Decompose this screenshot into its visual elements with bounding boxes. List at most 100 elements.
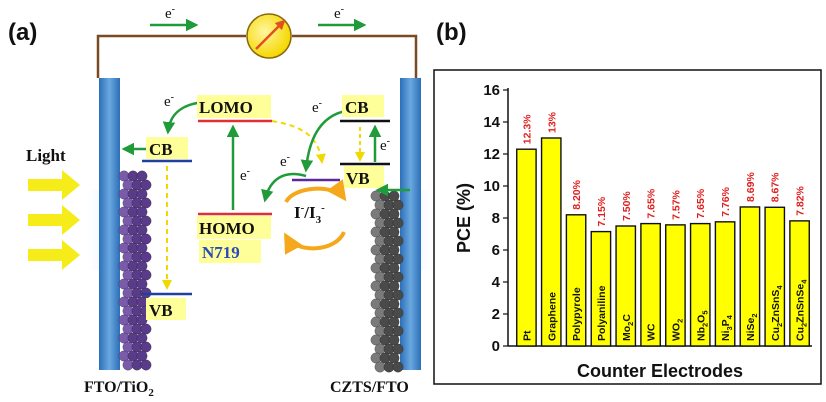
tio2-particle — [118, 206, 130, 218]
czts-particle — [383, 271, 395, 283]
czts-particle — [374, 307, 386, 319]
y-tick-label: 0 — [492, 338, 500, 355]
czts-particles — [370, 190, 404, 373]
czts-particle — [383, 217, 395, 229]
bar-value-label: 12.3% — [521, 114, 533, 144]
cb-right-highlight — [342, 95, 384, 117]
czts-particle — [392, 307, 404, 319]
y-tick-label: 10 — [483, 178, 500, 195]
tio2-particle — [118, 260, 130, 272]
tio2-particle — [122, 305, 134, 317]
bar — [665, 224, 686, 347]
tio2-particle — [127, 296, 139, 308]
czts-particle — [374, 217, 386, 229]
panel-a: (a) e- e- Light CB — [8, 4, 436, 399]
czts-particle — [383, 325, 395, 337]
electron-label: e- — [334, 4, 344, 22]
category-label: Polyaniline — [596, 285, 608, 341]
lomo-highlight — [197, 95, 271, 118]
czts-particle — [370, 190, 382, 202]
tio2-particle — [127, 206, 139, 218]
y-tick-label: 16 — [483, 82, 500, 99]
homo-label: HOMO — [199, 219, 255, 238]
dye-highlight — [199, 240, 261, 263]
electron-label: e- — [164, 92, 174, 110]
tio2-particle — [131, 215, 143, 227]
czts-particle — [383, 307, 395, 319]
category-label: Pt — [521, 330, 533, 341]
category-label: Graphene — [546, 292, 558, 341]
czts-particle — [370, 226, 382, 238]
czts-particle — [388, 190, 400, 202]
bar-value-label: 13% — [546, 111, 558, 133]
czts-particle — [379, 244, 391, 256]
cb-right-label: CB — [345, 98, 369, 117]
czts-particle — [379, 316, 391, 328]
bar-value-label: 7.76% — [720, 186, 732, 216]
czts-particle — [383, 199, 395, 211]
tio2-particle — [127, 188, 139, 200]
czts-particle — [383, 343, 395, 355]
electron-label: e- — [240, 166, 250, 184]
tio2-particle — [131, 323, 143, 335]
light-label: Light — [26, 146, 66, 165]
bar-value-label: 7.82% — [795, 185, 807, 215]
electron-label: e- — [380, 136, 390, 154]
tio2-particle — [122, 269, 134, 281]
czts-particle — [370, 262, 382, 274]
electrode-left-label: FTO/TiO2 — [84, 379, 154, 399]
tio2-particle — [127, 242, 139, 254]
bar — [789, 220, 810, 347]
tio2-particle — [131, 287, 143, 299]
category-label: Nb2O5 — [695, 310, 709, 341]
category-label: WO2 — [670, 319, 684, 341]
czts-particle — [383, 289, 395, 301]
czts-particle — [383, 361, 395, 373]
y-tick-label: 8 — [492, 210, 500, 227]
reduction-arrow — [300, 108, 353, 173]
czts-particle — [370, 298, 382, 310]
tio2-particle — [140, 359, 152, 371]
panel-b: (b) 0 2 4 6 8 10 12 14 16 PCE (%) Counter Electrod… — [433, 19, 822, 385]
czts-particle — [374, 289, 386, 301]
tio2-particle — [118, 188, 130, 200]
y-tick-label: 12 — [483, 146, 500, 163]
tio2-particle — [136, 242, 148, 254]
bar-value-label: 7.50% — [621, 191, 633, 221]
circuit-wire — [96, 34, 418, 78]
czts-particle — [370, 352, 382, 364]
tio2-particle — [127, 332, 139, 344]
tio2-particle — [131, 233, 143, 245]
tio2-particle — [118, 350, 130, 362]
y-tick-label: 4 — [492, 274, 501, 291]
vb-left-label: VB — [149, 301, 173, 320]
tio2-particle — [131, 251, 143, 263]
czts-particle — [379, 262, 391, 274]
electron-label: e- — [165, 4, 175, 22]
tio2-particle — [122, 341, 134, 353]
czts-particle — [374, 271, 386, 283]
czts-particle — [388, 226, 400, 238]
tio2-particle — [136, 314, 148, 326]
tio2-particle — [127, 314, 139, 326]
czts-particle — [392, 343, 404, 355]
bar-value-label: 8.67% — [770, 172, 782, 202]
czts-particle — [379, 208, 391, 220]
czts-particle — [379, 226, 391, 238]
tio2-particle — [140, 197, 152, 209]
panel-b-label: (b) — [436, 19, 467, 46]
tio2-particle — [122, 287, 134, 299]
bar — [565, 214, 587, 347]
tio2-particle — [131, 197, 143, 209]
czts-particle — [388, 262, 400, 274]
tio2-particle — [131, 305, 143, 317]
tio2-particle — [136, 332, 148, 344]
czts-particle — [383, 253, 395, 265]
tio2-particle — [118, 242, 130, 254]
czts-particle — [392, 289, 404, 301]
bar — [516, 148, 537, 347]
czts-particle — [388, 244, 400, 256]
vb-right-highlight — [344, 166, 384, 188]
bar — [590, 230, 612, 347]
dye-label: N719 — [202, 243, 240, 262]
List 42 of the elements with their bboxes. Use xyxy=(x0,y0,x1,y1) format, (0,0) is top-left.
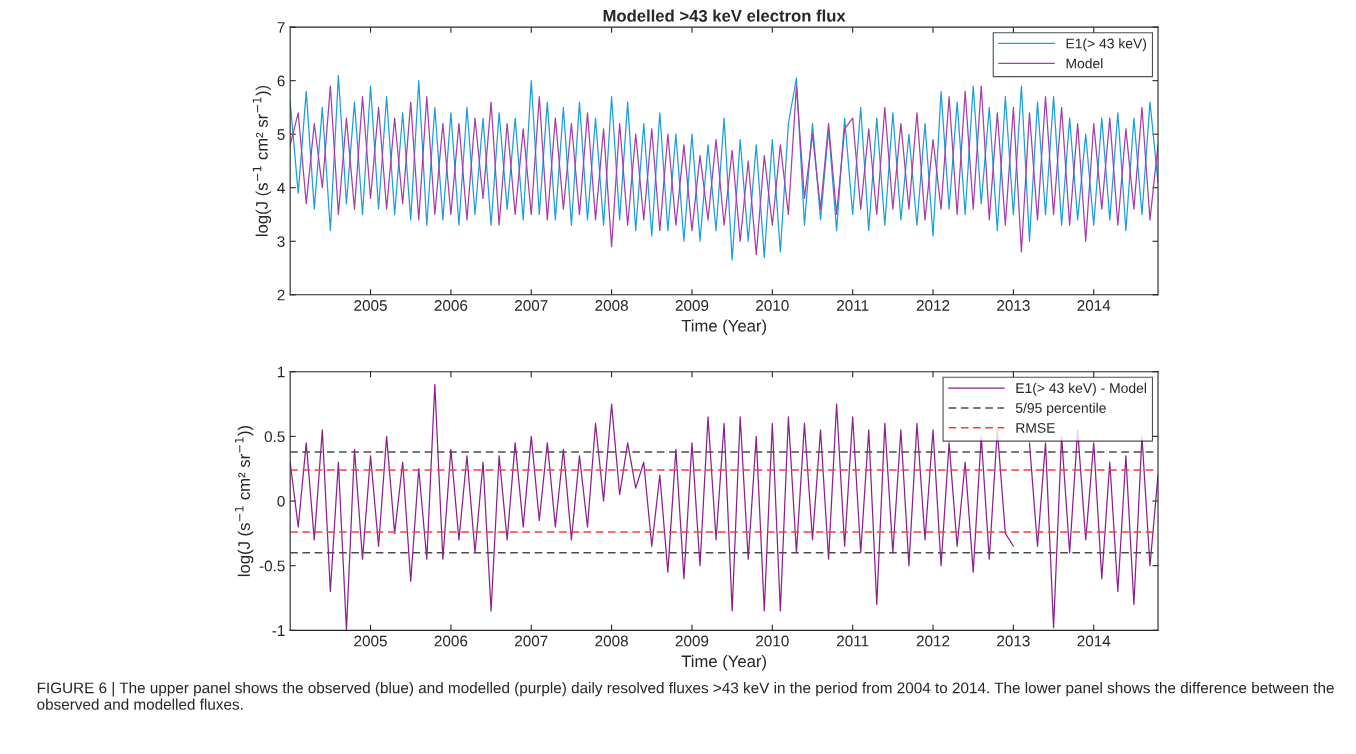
y-tick-label: 6 xyxy=(277,75,285,87)
y-axis-title: log(J (s$^{−1}$ cm² sr$^{−1}$)) xyxy=(234,425,254,577)
x-tick-label: 2007 xyxy=(515,635,548,647)
x-tick-label: 2013 xyxy=(997,300,1030,311)
x-tick-label: 2011 xyxy=(837,300,869,311)
y-axis-title: log(J (s$^{−1}$ cm² sr$^{−1}$)) xyxy=(252,85,272,237)
y-tick-label: 4 xyxy=(277,182,285,194)
x-tick-label: 2008 xyxy=(595,635,628,647)
x-tick-label: 2007 xyxy=(515,300,548,311)
x-tick-label: 2014 xyxy=(1077,635,1111,647)
x-tick-label: 2005 xyxy=(354,635,387,647)
x-tick-label: 2013 xyxy=(997,635,1030,647)
chart-title: Modelled >43 keV electron flux xyxy=(603,9,846,22)
x-tick-label: 2009 xyxy=(675,635,709,647)
legend-label: 5/95 percentile xyxy=(1015,402,1106,416)
x-tick-label: 2011 xyxy=(837,635,869,647)
legend-label: E1(> 43 keV) - Model xyxy=(1016,382,1146,396)
x-tick-label: 2006 xyxy=(434,635,468,647)
x-tick-label: 2006 xyxy=(434,300,468,311)
x-tick-label: 2014 xyxy=(1077,300,1111,311)
x-tick-label: 2010 xyxy=(756,300,789,311)
x-tick-label: 2012 xyxy=(916,300,950,311)
legend-label: E1(> 43 keV) xyxy=(1066,38,1147,52)
x-tick-label: 2010 xyxy=(756,635,789,647)
y-tick-label: -0.5 xyxy=(259,560,285,572)
y-tick-label: 0.5 xyxy=(264,431,285,443)
legend-label: RMSE xyxy=(1016,422,1055,433)
x-tick-label: 2012 xyxy=(916,635,950,647)
y-tick-label: 7 xyxy=(277,22,285,33)
y-tick-label: 1 xyxy=(277,366,285,378)
x-axis-title: Time (Year) xyxy=(681,319,766,335)
y-tick-label: 5 xyxy=(277,129,285,140)
y-tick-label: 0 xyxy=(277,495,285,507)
y-tick-label: 3 xyxy=(277,236,285,247)
x-tick-label: 2009 xyxy=(675,300,709,311)
caption: FIGURE 6 | The upper panel shows the observed (blue) and modelled (purple) daily resolved fluxes >43 keV in the period from 2004 to 2014. The lower panel shows the difference between the observed and modelled fluxes. xyxy=(37,682,1334,710)
y-tick-label: 2 xyxy=(277,289,285,301)
x-axis-title: Time (Year) xyxy=(681,655,766,671)
x-tick-label: 2005 xyxy=(354,300,387,311)
legend-label: Model xyxy=(1066,58,1103,69)
x-tick-label: 2008 xyxy=(595,300,628,311)
y-tick-label: -1 xyxy=(272,625,285,636)
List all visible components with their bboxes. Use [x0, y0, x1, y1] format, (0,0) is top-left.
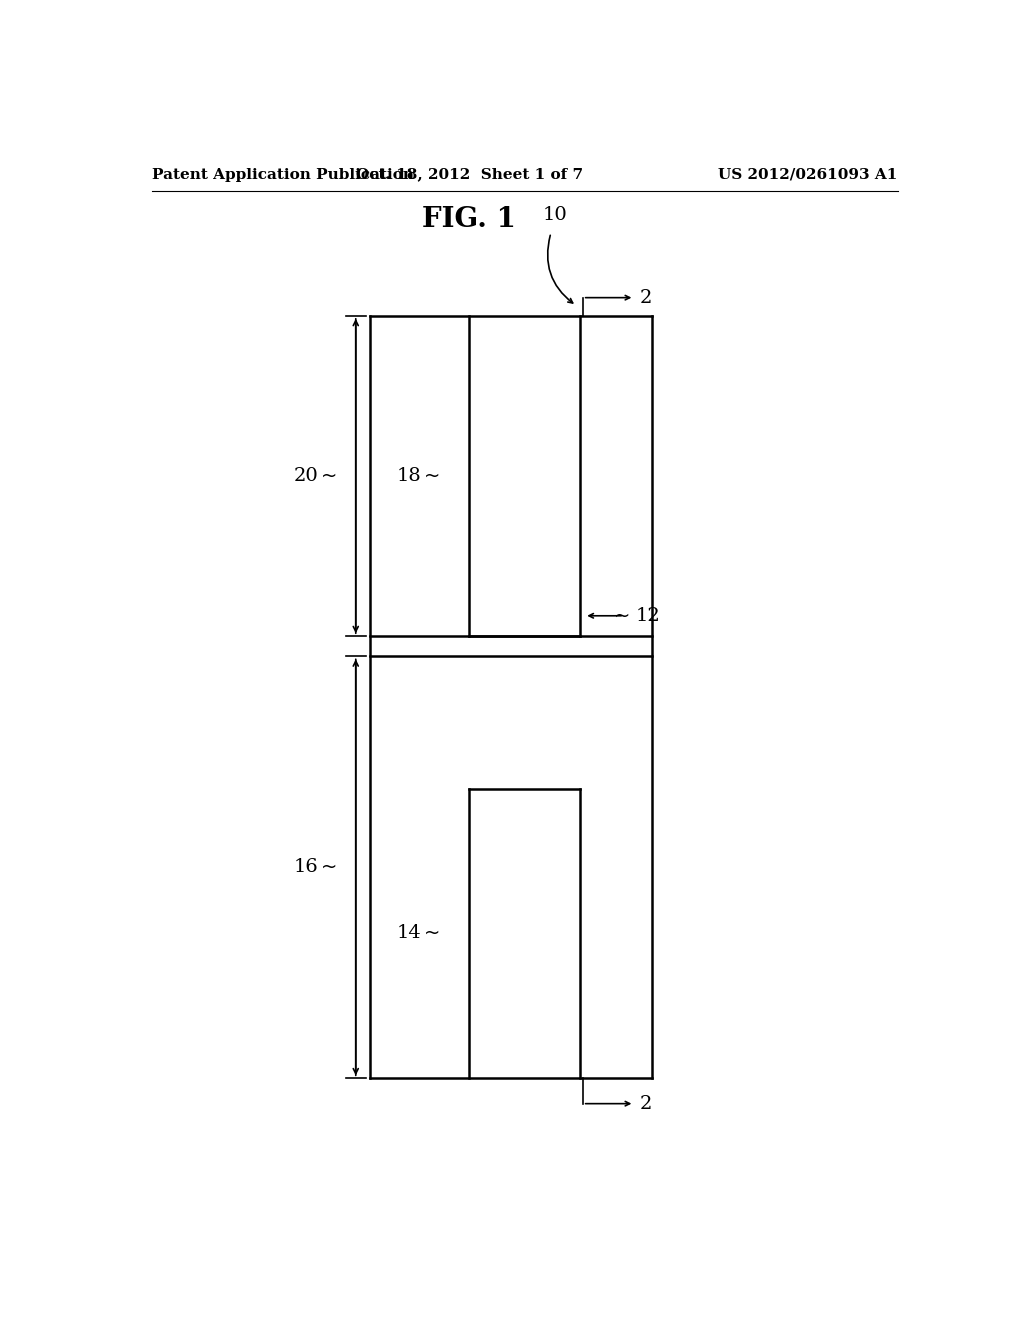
Text: Patent Application Publication: Patent Application Publication	[152, 168, 414, 182]
Text: 18: 18	[397, 467, 422, 484]
Text: 12: 12	[636, 607, 660, 624]
Text: 16: 16	[294, 858, 318, 876]
Text: 20: 20	[294, 467, 318, 484]
Text: ~: ~	[424, 924, 440, 942]
Text: ~: ~	[321, 466, 337, 486]
Text: 2: 2	[640, 289, 652, 306]
Text: FIG. 1: FIG. 1	[422, 206, 516, 232]
Text: US 2012/0261093 A1: US 2012/0261093 A1	[719, 168, 898, 182]
Text: 2: 2	[640, 1094, 652, 1113]
Text: ~: ~	[424, 466, 440, 486]
Text: Oct. 18, 2012  Sheet 1 of 7: Oct. 18, 2012 Sheet 1 of 7	[355, 168, 583, 182]
Text: ~: ~	[614, 606, 631, 626]
Text: ~: ~	[321, 858, 337, 876]
Text: 10: 10	[543, 206, 567, 224]
Text: 14: 14	[397, 924, 422, 942]
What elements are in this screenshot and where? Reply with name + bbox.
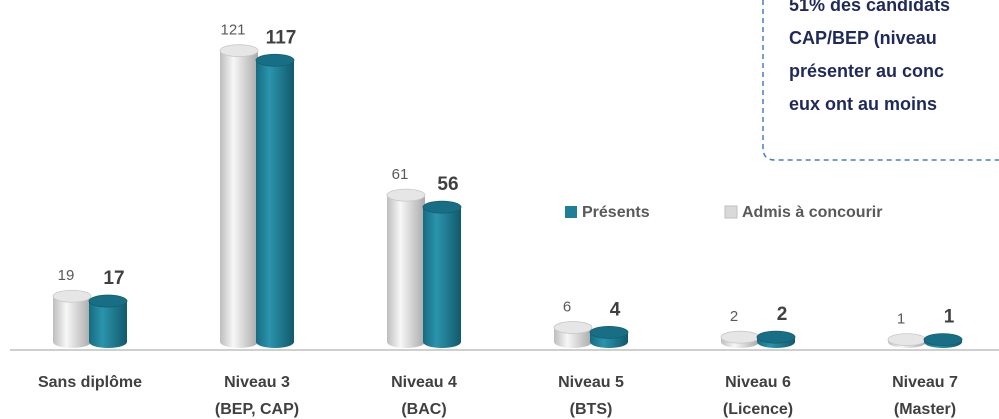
bar-top — [219, 44, 259, 58]
bar — [89, 301, 127, 348]
annotation-text: 51% des candidats — [789, 0, 950, 15]
legend-swatch — [724, 205, 738, 219]
x-tick-label: (BEP, CAP) — [215, 401, 299, 418]
data-label: 56 — [437, 174, 458, 195]
legend-swatch — [565, 206, 577, 218]
data-label: 1 — [897, 311, 905, 328]
data-label: 19 — [58, 267, 75, 284]
data-label: 4 — [610, 299, 621, 320]
data-label: 117 — [266, 27, 297, 48]
annotation-text: CAP/BEP (niveau — [789, 28, 937, 48]
x-tick-label: Niveau 6 — [725, 374, 791, 391]
bar-top — [756, 330, 796, 344]
x-tick-label: Sans diplôme — [38, 374, 142, 391]
data-label: 6 — [563, 299, 571, 316]
data-label: 2 — [730, 308, 738, 325]
x-tick-label: Niveau 3 — [224, 374, 290, 391]
x-tick-label: Niveau 5 — [558, 374, 624, 391]
bar-top — [88, 294, 128, 308]
bar-top — [589, 325, 629, 339]
data-label: 17 — [103, 268, 124, 289]
legend-label: Admis à concourir — [742, 204, 882, 221]
bar-top — [255, 53, 295, 67]
legend-label: Présents — [582, 204, 650, 221]
x-tick-label: (BTS) — [570, 401, 613, 418]
x-tick-label: (Master) — [894, 401, 956, 418]
bar — [387, 195, 425, 348]
bar-top — [887, 333, 927, 346]
data-label: 1 — [944, 307, 955, 328]
data-label: 2 — [777, 304, 788, 325]
bar-top — [386, 188, 426, 202]
x-tick-label: (BAC) — [401, 401, 446, 418]
bar — [53, 296, 91, 348]
annotation-text: eux ont au moins — [789, 94, 937, 114]
bar-top — [553, 321, 593, 334]
x-tick-label: Niveau 4 — [391, 374, 457, 391]
annotation-text: présenter au conc — [789, 61, 944, 81]
bar-top — [923, 333, 963, 346]
x-tick-label: (Licence) — [723, 401, 793, 418]
bar — [256, 60, 294, 349]
bar-top — [422, 200, 462, 214]
bar-top — [720, 330, 760, 344]
x-tick-label: Niveau 7 — [892, 374, 958, 391]
data-label: 121 — [220, 22, 245, 39]
annotation-box — [762, 0, 999, 161]
bar — [220, 50, 258, 349]
data-label: 61 — [392, 166, 409, 183]
bar-top — [52, 289, 92, 303]
bar — [423, 207, 461, 348]
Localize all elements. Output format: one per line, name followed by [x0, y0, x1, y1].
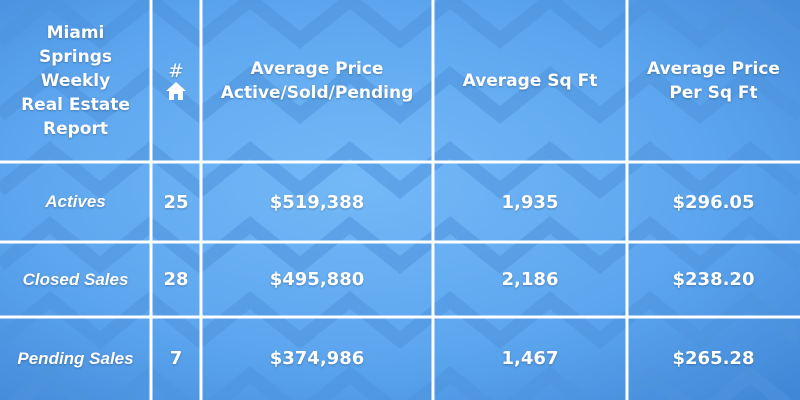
report-title-line: Weekly	[40, 71, 111, 91]
avg-price-header-line: Active/Sold/Pending	[220, 83, 414, 103]
price-per-sqft-column-header: Average Price Per Sq Ft	[627, 0, 800, 162]
price-per-sqft-header-line: Average Price	[647, 59, 780, 79]
price-per-sqft-cell: $296.05	[672, 191, 755, 213]
count-cell: 28	[163, 269, 189, 290]
avg-sqft-cell: 2,186	[501, 269, 559, 290]
row-label-actives: Actives	[45, 192, 106, 211]
row-label-closed-sales: Closed Sales	[22, 269, 129, 289]
avg-price-cell: $374,986	[269, 348, 365, 369]
report-title: Miami Springs Weekly Real Estate Report	[0, 0, 151, 162]
count-column-header: #	[151, 0, 201, 162]
avg-sqft-cell: 1,467	[501, 348, 559, 369]
report-title-line: Report	[43, 119, 108, 139]
avg-sqft-cell: 1,935	[501, 191, 559, 213]
avg-price-column-header: Average Price Active/Sold/Pending	[201, 0, 433, 162]
avg-price-cell: $495,880	[269, 269, 365, 290]
row-label-pending-sales: Pending Sales	[17, 348, 134, 368]
report-title-line: Springs	[38, 47, 112, 67]
price-per-sqft-cell: $265.28	[672, 348, 755, 369]
avg-sqft-header-label: Average Sq Ft	[462, 71, 598, 91]
avg-price-header-line: Average Price	[250, 59, 384, 79]
price-per-sqft-cell: $238.20	[672, 269, 755, 290]
price-per-sqft-header-line: Per Sq Ft	[669, 83, 758, 103]
report-title-line: Real Estate	[21, 95, 130, 115]
house-icon	[166, 82, 186, 100]
count-symbol: #	[168, 60, 184, 82]
count-cell: 25	[163, 191, 189, 213]
count-cell: 7	[169, 348, 183, 369]
avg-sqft-column-header: Average Sq Ft	[433, 0, 627, 162]
report-title-line: Miami	[46, 23, 105, 43]
avg-price-cell: $519,388	[269, 191, 365, 213]
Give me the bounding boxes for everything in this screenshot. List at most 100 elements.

··········

AIM OF THE EXERCISE: Turn everything from the line containing "71, 111, 91]" down to the end of the records into a JSON list of strings, with one string per line and blank lines omitted.

SOLUTION TO THIS TASK:
[
  "report-title-line: Weekly\t[40, 71, 111, 91]",
  "avg-price-header-line: Active/Sold/Pending\t[220, 83, 414, 103]",
  "price-per-sqft-column-header: Average Price Per Sq Ft\t[627, 0, 800, 162]",
  "price-per-sqft-header-line: Average Price\t[647, 59, 780, 79]",
  "price-per-sqft-cell: $296.05\t[672, 191, 755, 213]",
  "count-cell: 28\t[163, 269, 189, 290]",
  "avg-sqft-cell: 2,186\t[501, 269, 559, 290]",
  "row-label-actives: Actives\t[45, 192, 106, 211]",
  "row-label-closed-sales: Closed Sales\t[22, 269, 129, 289]",
  "avg-price-cell: $374,986\t[269, 348, 365, 369]",
  "report-title: Miami Springs Weekly Real Estate Report\t[0, 0, 151, 162]",
  "count-column-header: #\t[151, 0, 201, 162]",
  "avg-sqft-cell: 1,467\t[501, 348, 559, 369]",
  "report-title-line: Report\t[43, 119, 108, 139]",
  "avg-sqft-cell: 1,935\t[501, 191, 559, 213]",
  "avg-price-column-header: Average Price Active/Sold/Pending\t[201, 0, 433, 162]",
  "avg-price-cell: $495,880\t[269, 269, 365, 290]",
  "row-label-pending-sales: Pending Sales\t[17, 348, 134, 368]",
  "report-title-line: Springs\t[38, 47, 112, 67]",
  "price-per-sqft-cell: $265.28\t[672, 348, 755, 369]",
  "avg-sqft-header-label: Average Sq Ft\t[462, 71, 598, 91]",
  "avg-price-header-line: Average Price\t[250, 59, 384, 79]",
  "price-per-sqft-cell: $238.20\t[672, 269, 755, 290]",
  "price-per-sqft-header-line: Per Sq Ft\t[669, 83, 758, 103]",
  "report-title-line: Real Estate\t[21, 95, 130, 115]",
  "house-icon\t[166, 82, 186, 100]",
  "count-symbol: #\t[168, 60, 184, 82]",
  "count-cell: 25\t[163, 191, 189, 213]",
  "count-cell: 7\t[169, 348, 183, 369]",
  "avg-sqft-column-header: Average Sq Ft\t[433, 0, 627, 162]",
  "report-title-line: Miami\t[46, 23, 105, 43]",
  "avg-price-cell: $519,388\t[269, 191, 365, 213]",
  "Give me the bounding boxes for everything in this screenshot. List at most 100 elements."
]